### Records to use
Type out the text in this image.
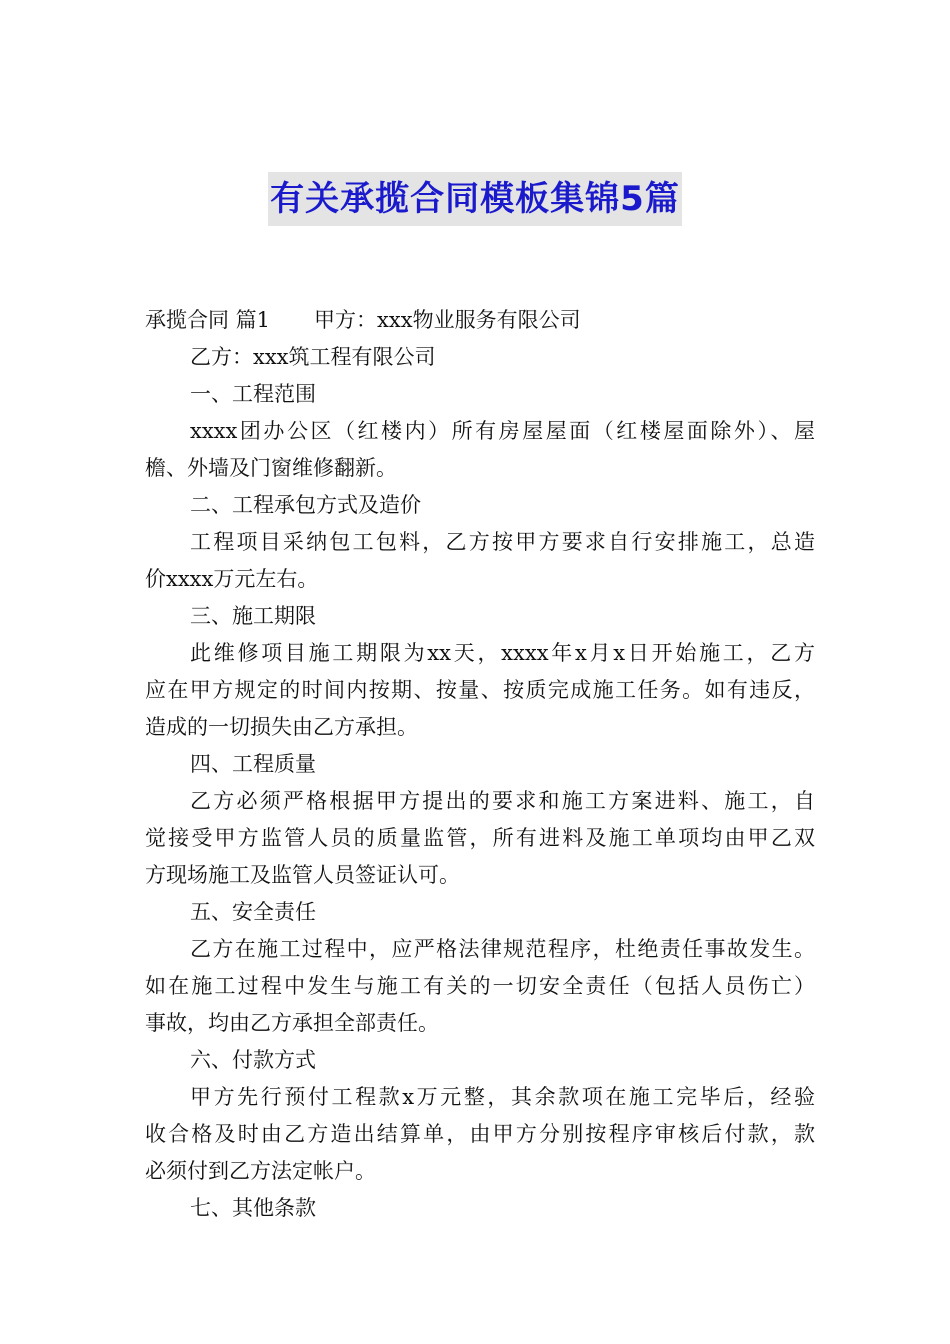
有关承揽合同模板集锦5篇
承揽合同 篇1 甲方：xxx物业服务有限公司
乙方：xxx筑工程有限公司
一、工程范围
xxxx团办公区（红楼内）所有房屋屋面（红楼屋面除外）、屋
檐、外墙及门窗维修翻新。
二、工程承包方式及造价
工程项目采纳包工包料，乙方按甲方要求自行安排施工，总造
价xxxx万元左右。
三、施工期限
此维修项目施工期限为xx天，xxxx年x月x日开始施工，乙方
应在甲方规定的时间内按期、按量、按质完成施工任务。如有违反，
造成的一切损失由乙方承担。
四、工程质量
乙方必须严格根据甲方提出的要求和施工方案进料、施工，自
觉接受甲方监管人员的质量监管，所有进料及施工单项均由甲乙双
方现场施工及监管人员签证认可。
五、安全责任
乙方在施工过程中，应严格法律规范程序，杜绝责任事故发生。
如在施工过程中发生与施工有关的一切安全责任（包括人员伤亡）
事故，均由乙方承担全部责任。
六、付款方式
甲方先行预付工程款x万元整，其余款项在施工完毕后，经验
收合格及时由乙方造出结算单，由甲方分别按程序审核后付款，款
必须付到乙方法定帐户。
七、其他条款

### Brief
Omit the pictures, and quote the material above exactly as given.

### Final result
Type out the text in this image.
有关承揽合同模板集锦5篇
承揽合同 篇1 甲方：xxx物业服务有限公司
乙方：xxx筑工程有限公司
一、工程范围
xxxx团办公区（红楼内）所有房屋屋面（红楼屋面除外）、屋
檐、外墙及门窗维修翻新。
二、工程承包方式及造价
工程项目采纳包工包料，乙方按甲方要求自行安排施工，总造
价xxxx万元左右。
三、施工期限
此维修项目施工期限为xx天，xxxx年x月x日开始施工，乙方
应在甲方规定的时间内按期、按量、按质完成施工任务。如有违反，
造成的一切损失由乙方承担。
四、工程质量
乙方必须严格根据甲方提出的要求和施工方案进料、施工，自
觉接受甲方监管人员的质量监管，所有进料及施工单项均由甲乙双
方现场施工及监管人员签证认可。
五、安全责任
乙方在施工过程中，应严格法律规范程序，杜绝责任事故发生。
如在施工过程中发生与施工有关的一切安全责任（包括人员伤亡）
事故，均由乙方承担全部责任。
六、付款方式
甲方先行预付工程款x万元整，其余款项在施工完毕后，经验
收合格及时由乙方造出结算单，由甲方分别按程序审核后付款，款
必须付到乙方法定帐户。
七、其他条款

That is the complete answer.